Annotated element listings:
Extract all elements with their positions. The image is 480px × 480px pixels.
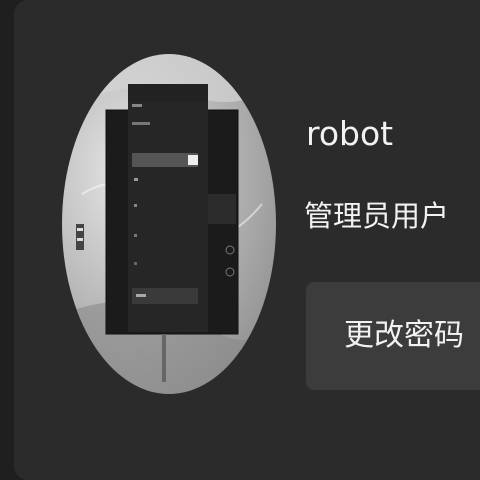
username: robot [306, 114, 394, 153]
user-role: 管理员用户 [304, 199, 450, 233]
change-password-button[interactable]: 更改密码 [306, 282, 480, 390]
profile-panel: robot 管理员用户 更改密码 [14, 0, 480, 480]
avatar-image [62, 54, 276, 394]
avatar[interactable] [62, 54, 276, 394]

* WHAT YOU HAVE TO DO
Copy every line of the material above word for word, omitting the pictures.

* THE REPLY
Extract all elements with their positions. The image is 480px × 480px pixels.
username: robot [306, 114, 394, 153]
user-role: 管理员用户 [304, 199, 450, 233]
change-password-button[interactable]: 更改密码 [306, 282, 480, 390]
profile-panel: robot 管理员用户 更改密码 [14, 0, 480, 480]
avatar-image [62, 54, 276, 394]
avatar[interactable] [62, 54, 276, 394]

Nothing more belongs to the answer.